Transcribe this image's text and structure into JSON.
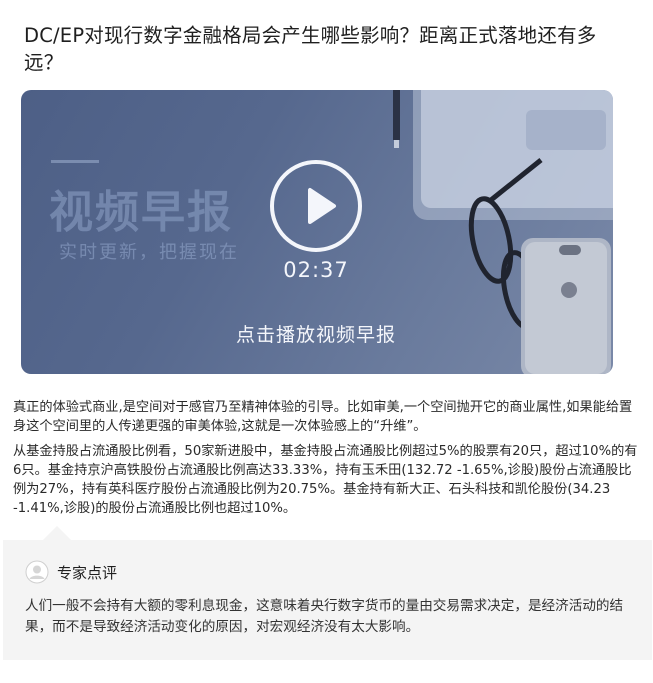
{
  "article": {
    "title": "DC/EP对现行数字金融格局会产生哪些影响？距离正式落地还有多远？"
  },
  "video": {
    "brand_title": "视频早报",
    "brand_subtitle": "实时更新，把握现在",
    "duration": "02:37",
    "cta": "点击播放视频早报"
  },
  "body": {
    "paragraph_1": "真正的体验式商业,是空间对于感官乃至精神体验的引导。比如审美,一个空间抛开它的商业属性,如果能给置身这个空间里的人传递更强的审美体验,这就是一次体验感上的“升维”。",
    "paragraph_2": "从基金持股占流通股比例看，50家新进股中，基金持股占流通股比例超过5%的股票有20只，超过10%的有6只。基金持京沪高铁股份占流通股比例高达33.33%，持有玉禾田(132.72 -1.65%,诊股)股份占流通股比例为27%，持有英科医疗股份占流通股比例为20.75%。基金持有新大正、石头科技和凯伦股份(34.23 -1.41%,诊股)的股份占流通股比例也超过10%。"
  },
  "expert": {
    "title": "专家点评",
    "comment": "人们一般不会持有大额的零利息现金，这意味着央行数字货币的量由交易需求决定，是经济活动的结果，而不是导致经济活动变化的原因，对宏观经济没有太大影响。"
  }
}
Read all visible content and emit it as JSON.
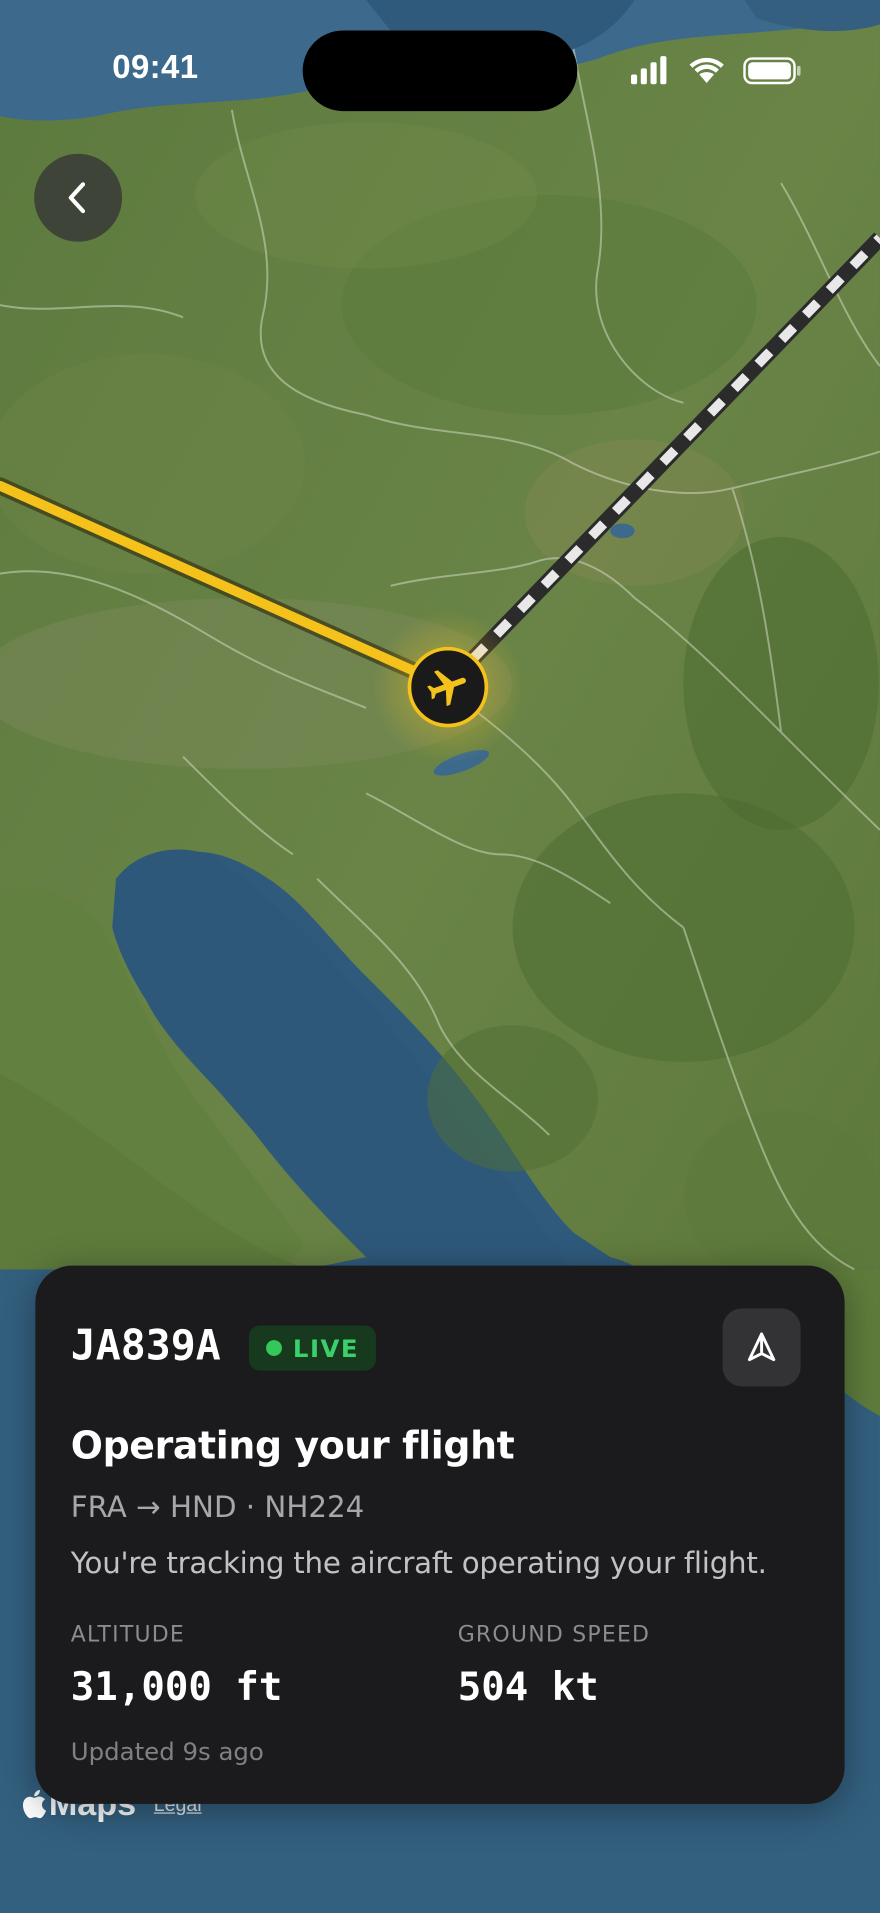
{
  "status_bar": {
    "time": "09:41",
    "icons": [
      "signal-icon",
      "wifi-icon",
      "battery-icon"
    ]
  },
  "map": {
    "flown_route_color": "#f5c21b",
    "planned_route_style": "dashed white/gray",
    "marker_icon": "airplane-icon",
    "attribution_brand": "Maps",
    "legal_link": "Legal"
  },
  "card": {
    "registration": "JA839A",
    "live_label": "LIVE",
    "live_color": "#34c759",
    "title": "Operating your flight",
    "route": "FRA → HND · NH224",
    "description": "You're tracking the aircraft operating your flight.",
    "stats": [
      {
        "label": "ALTITUDE",
        "value": "31,000 ft"
      },
      {
        "label": "GROUND SPEED",
        "value": "504 kt"
      }
    ],
    "updated": "Updated 9s ago"
  }
}
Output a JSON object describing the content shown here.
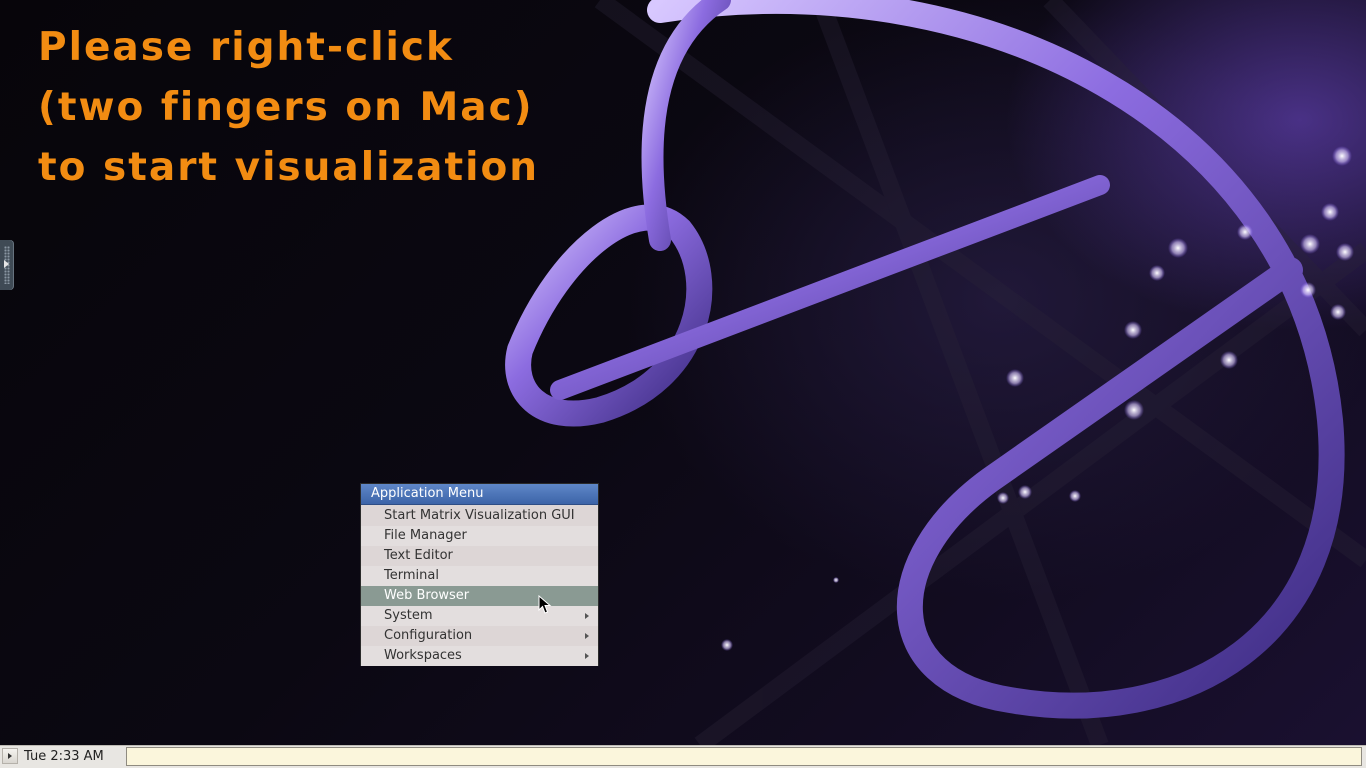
{
  "desktop": {
    "instruction_lines": [
      "Please right-click",
      "(two fingers on Mac)",
      "to start visualization"
    ],
    "accent_color": "#f28c12"
  },
  "app_menu": {
    "title": "Application Menu",
    "items": [
      {
        "label": "Start Matrix Visualization GUI",
        "submenu": false
      },
      {
        "label": "File Manager",
        "submenu": false
      },
      {
        "label": "Text Editor",
        "submenu": false
      },
      {
        "label": "Terminal",
        "submenu": false
      },
      {
        "label": "Web Browser",
        "submenu": false,
        "highlighted": true
      },
      {
        "label": "System",
        "submenu": true
      },
      {
        "label": "Configuration",
        "submenu": true
      },
      {
        "label": "Workspaces",
        "submenu": true
      }
    ]
  },
  "taskbar": {
    "clock": "Tue  2:33 AM"
  },
  "icons": {
    "start": "play-arrow-icon",
    "submenu": "submenu-arrow-icon",
    "side_handle": "expand-arrow-icon"
  }
}
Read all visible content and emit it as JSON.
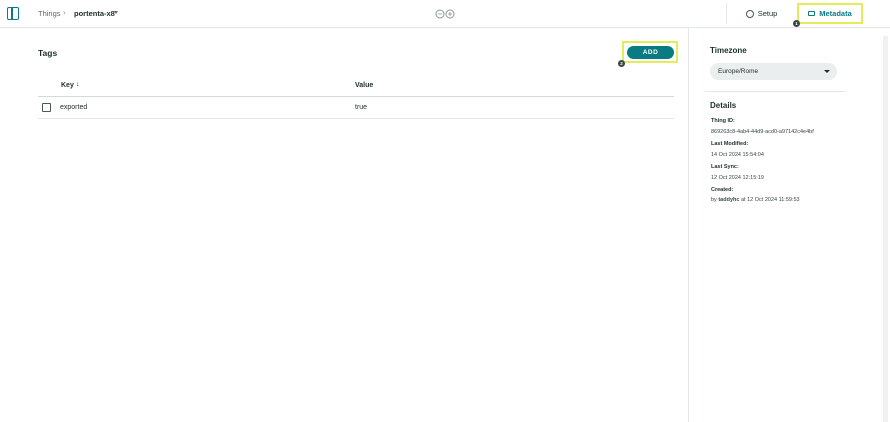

☆ ☆ ☆

Problem to solve: Leave the pictures out and copy the rest of the data exactly.

Output of the task:
Transcribe this image's text and structure into JSON.
{
  "article": {
    "title": "DC/EP对现行数字金融格局会产生哪些影响？距离正式落地还有多远？"
  },
  "video": {
    "brand_title": "视频早报",
    "brand_subtitle": "实时更新，把握现在",
    "duration": "02:37",
    "cta": "点击播放视频早报"
  },
  "body": {
    "paragraph_1": "真正的体验式商业,是空间对于感官乃至精神体验的引导。比如审美,一个空间抛开它的商业属性,如果能给置身这个空间里的人传递更强的审美体验,这就是一次体验感上的“升维”。",
    "paragraph_2": "从基金持股占流通股比例看，50家新进股中，基金持股占流通股比例超过5%的股票有20只，超过10%的有6只。基金持京沪高铁股份占流通股比例高达33.33%，持有玉禾田(132.72 -1.65%,诊股)股份占流通股比例为27%，持有英科医疗股份占流通股比例为20.75%。基金持有新大正、石头科技和凯伦股份(34.23 -1.41%,诊股)的股份占流通股比例也超过10%。"
  },
  "expert": {
    "title": "专家点评",
    "comment": "人们一般不会持有大额的零利息现金，这意味着央行数字货币的量由交易需求决定，是经济活动的结果，而不是导致经济活动变化的原因，对宏观经济没有太大影响。"
  }
}
Read all visible content and emit it as JSON.
{
  "status_bar": {
    "time": "09:41",
    "icons": [
      "signal-icon",
      "wifi-icon",
      "battery-icon"
    ]
  },
  "map": {
    "flown_route_color": "#f5c21b",
    "planned_route_style": "dashed white/gray",
    "marker_icon": "airplane-icon",
    "attribution_brand": "Maps",
    "legal_link": "Legal"
  },
  "card": {
    "registration": "JA839A",
    "live_label": "LIVE",
    "live_color": "#34c759",
    "title": "Operating your flight",
    "route": "FRA → HND · NH224",
    "description": "You're tracking the aircraft operating your flight.",
    "stats": [
      {
        "label": "ALTITUDE",
        "value": "31,000 ft"
      },
      {
        "label": "GROUND SPEED",
        "value": "504 kt"
      }
    ],
    "updated": "Updated 9s ago"
  }
}
Output a JSON object describing the content shown here.
{
  "desktop": {
    "instruction_lines": [
      "Please right-click",
      "(two fingers on Mac)",
      "to start visualization"
    ],
    "accent_color": "#f28c12"
  },
  "app_menu": {
    "title": "Application Menu",
    "items": [
      {
        "label": "Start Matrix Visualization GUI",
        "submenu": false
      },
      {
        "label": "File Manager",
        "submenu": false
      },
      {
        "label": "Text Editor",
        "submenu": false
      },
      {
        "label": "Terminal",
        "submenu": false
      },
      {
        "label": "Web Browser",
        "submenu": false,
        "highlighted": true
      },
      {
        "label": "System",
        "submenu": true
      },
      {
        "label": "Configuration",
        "submenu": true
      },
      {
        "label": "Workspaces",
        "submenu": true
      }
    ]
  },
  "taskbar": {
    "clock": "Tue  2:33 AM"
  },
  "icons": {
    "start": "play-arrow-icon",
    "submenu": "submenu-arrow-icon",
    "side_handle": "expand-arrow-icon"
  }
}
Read all visible content and emit it as JSON.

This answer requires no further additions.